‘Flappy Bird’ creator pulls game from App Store

“If you didn’t think he’d actually do it, you were wrong,” Paul Tassi reports for Forbes. “Flappy Bird creator Dong Nguyen followed through with his promise to remove the game from app stores, and as his 22 hour deadline passed, the game was indeed taken down from Apple’s iOS [App Store] and the Android/Google Play marketplace”

“I’ll admit, I was skeptical this deadline would be met, but apparently he set the wheels in motion, and never looked back. There are still no updates from Nguyen on Twitter since his string of messages yesterday saying that he ‘couldn’t take’ the attention and infamy from Flappy Bird, and he was taking the game down,” Tassi reports. “He also said he wasn’t going to sell it, and that ‘he still makes games.’ Indeed Nguyen still has several other top app store games including Super Ball Juggling and Shuriken Block which are currently #4 and #18 on the iOS store respectively.”

“Nguyen claimed that Flappy Bird had “ruined his simple life” by attracting too much attention from a critical games press or unpleasant players,” Tassi reports. “The app was said to be bringing in $50,000 a day in revenue, making Nguyen’s promise to remove it hard to believe, but he has.”

Read more in the full article here.

Records
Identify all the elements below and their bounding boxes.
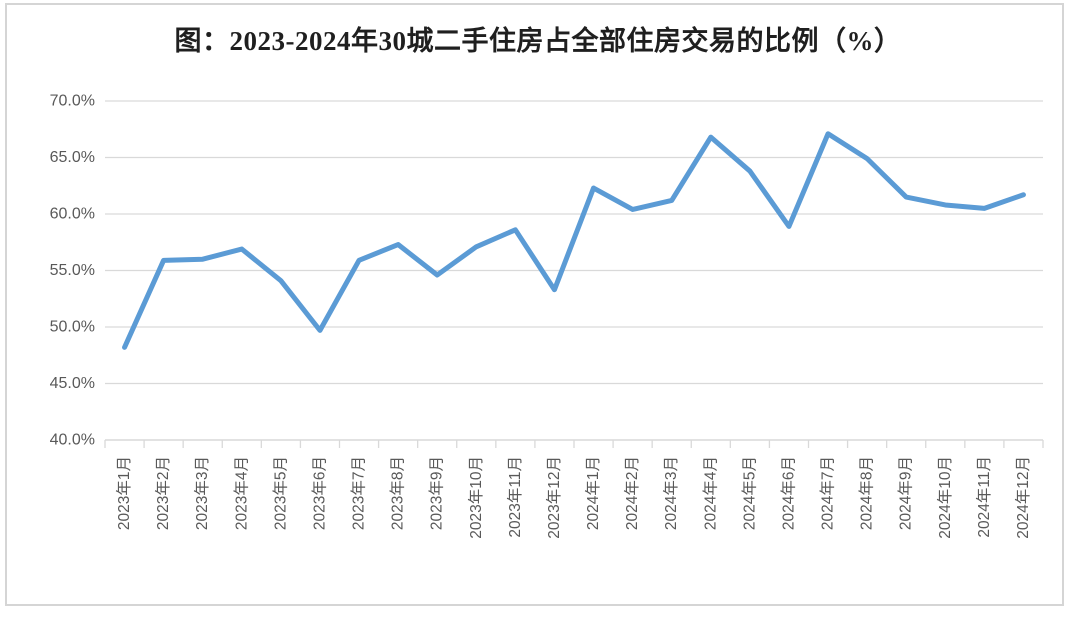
x-tick-label: 2024年2月 — [623, 456, 641, 530]
y-tick-label: 45.0% — [50, 375, 95, 392]
y-tick-label: 60.0% — [50, 206, 95, 223]
y-tick-label: 55.0% — [50, 262, 95, 279]
x-tick-label: 2024年6月 — [779, 456, 797, 530]
x-tick-label: 2023年10月 — [467, 456, 485, 539]
x-tick-label: 2024年11月 — [975, 456, 993, 538]
series-line — [122, 131, 1026, 350]
x-tick-label: 2023年3月 — [193, 456, 211, 530]
y-tick-label: 40.0% — [50, 432, 95, 449]
x-tick-label: 2023年4月 — [232, 456, 250, 530]
x-tick-label: 2024年10月 — [936, 456, 954, 539]
x-tick-label: 2023年11月 — [506, 456, 524, 538]
x-tick-label: 2024年4月 — [701, 456, 719, 530]
x-tick-label: 2023年5月 — [271, 456, 289, 530]
chart-title: 图：2023-2024年30城二手住房占全部住房交易的比例（%） — [174, 26, 902, 56]
x-tick-label: 2024年12月 — [1014, 456, 1032, 539]
y-tick-label: 70.0% — [50, 93, 95, 110]
x-tick-label: 2023年2月 — [154, 456, 172, 530]
x-tick-label: 2024年3月 — [662, 456, 680, 530]
x-tick-label: 2023年9月 — [428, 456, 446, 530]
y-tick-label: 65.0% — [50, 149, 95, 166]
x-tick-label: 2023年8月 — [389, 456, 407, 530]
x-tick-label: 2024年8月 — [858, 456, 876, 530]
y-tick-label: 50.0% — [50, 319, 95, 336]
x-tick-label: 2024年1月 — [584, 456, 602, 530]
x-tick-label: 2023年12月 — [545, 456, 563, 539]
x-tick-label: 2024年9月 — [897, 456, 915, 530]
x-tick-label: 2024年5月 — [740, 456, 758, 530]
x-tick-label: 2023年7月 — [350, 456, 368, 530]
x-tick-label: 2023年6月 — [310, 456, 328, 530]
figure-border — [5, 3, 1064, 606]
x-tick-label: 2023年1月 — [115, 456, 133, 530]
x-tick-label: 2024年7月 — [819, 456, 837, 530]
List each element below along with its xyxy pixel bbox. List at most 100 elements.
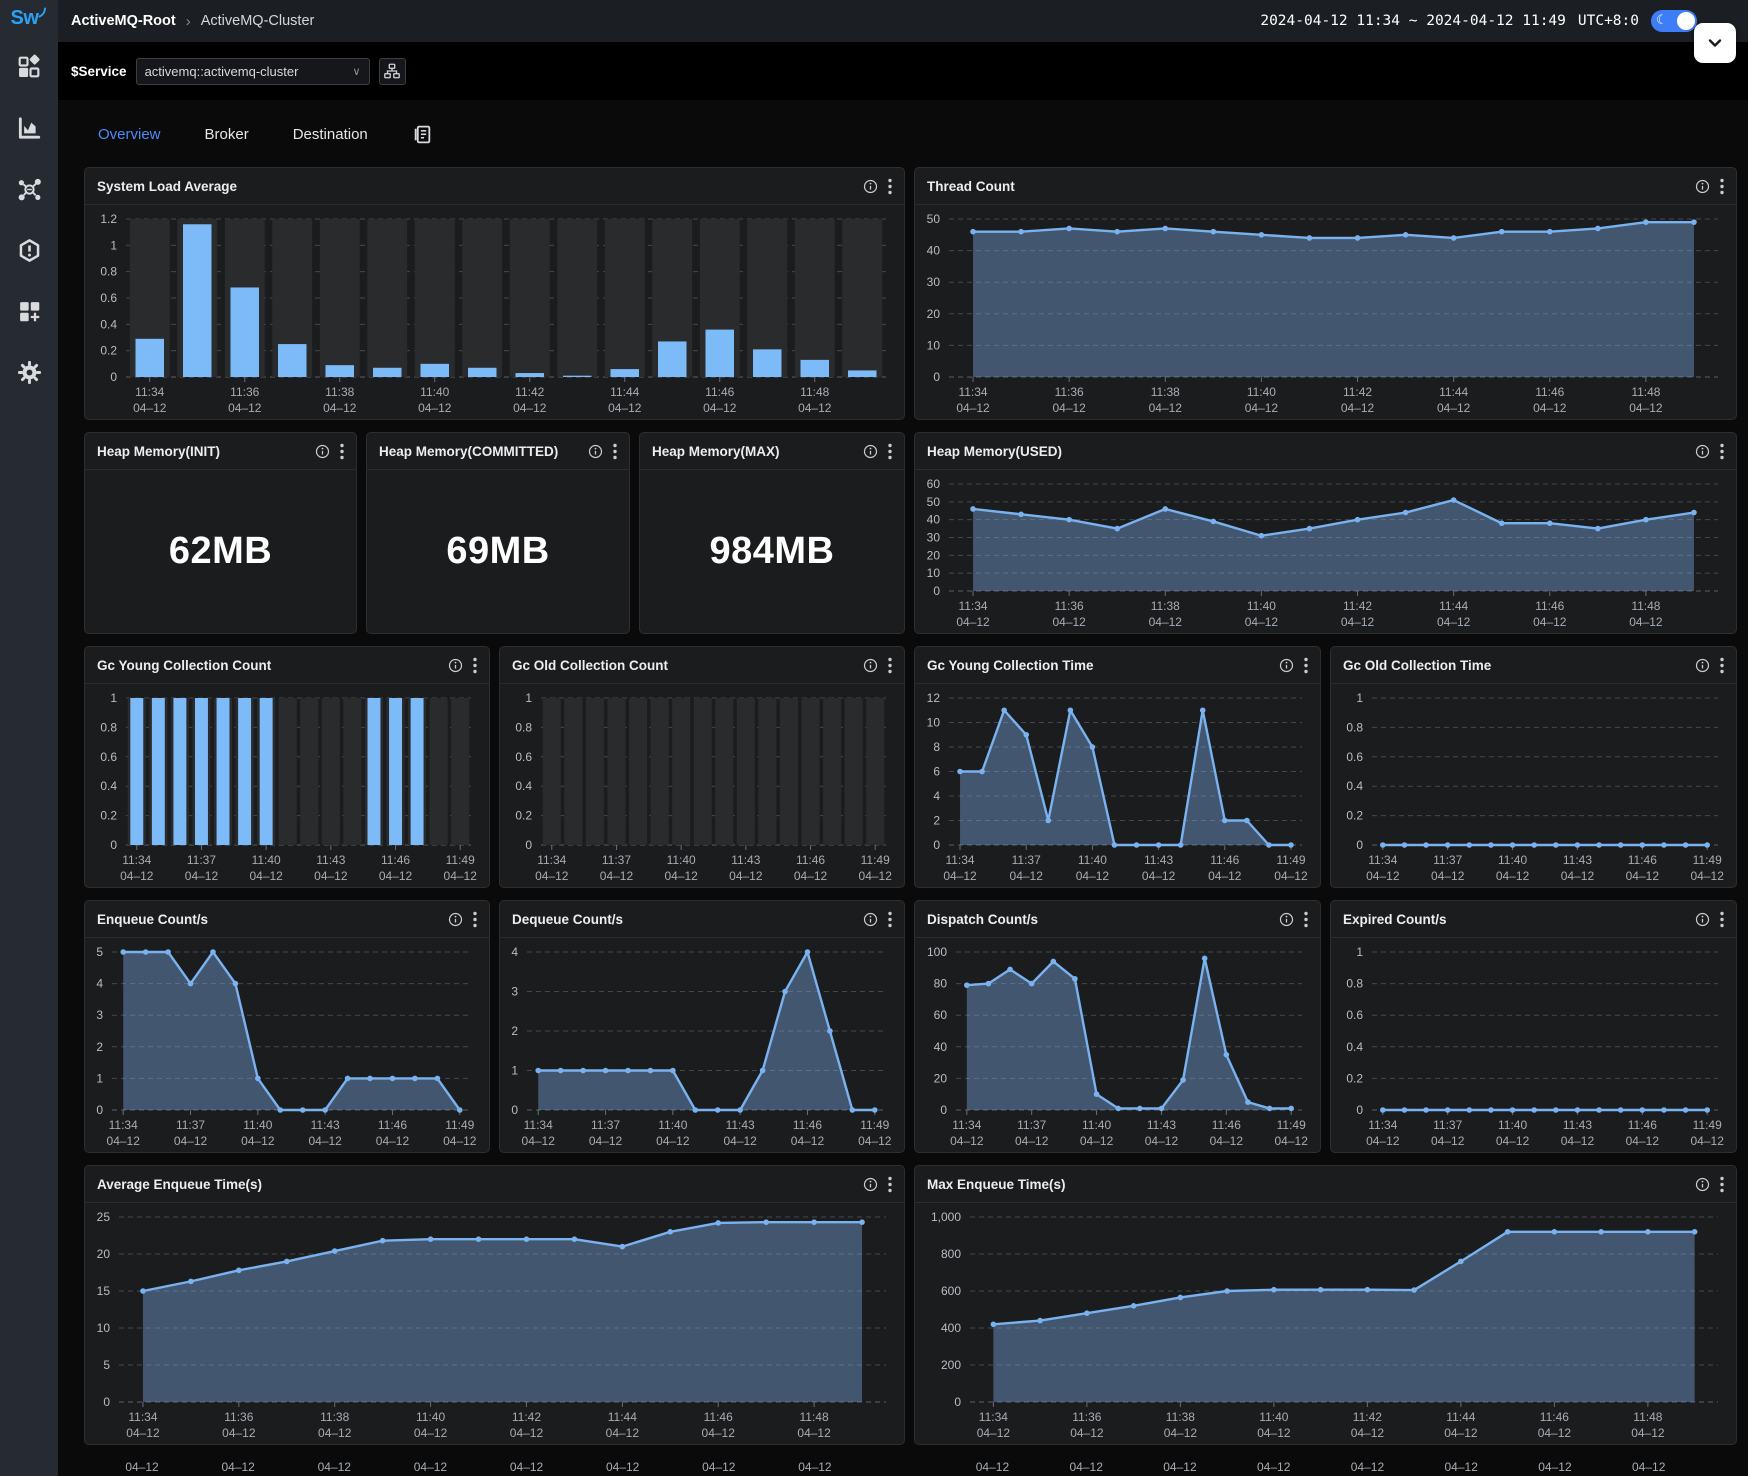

» Stated task
Please decide whether each statement below agrees with the report on the removal of Flappy Bird, answering yes or no and quoting the words from it that settle the matter: (a) The game was taken down from both Apple's App Store and the Google Play marketplace. (b) Nguyen said he intended to sell the game. (c) Super Ball Juggling was ranked #18 on the iOS store.

» Answer in full
(a) Yes: "the game was indeed taken down from Apple’s iOS [App Store] and the Android/Google Play marketplace"
(b) No: "He also said he wasn’t going to sell it"
(c) No: "Super Ball Juggling and Shuriken Block which are currently #4 and #18 on the iOS store respectively"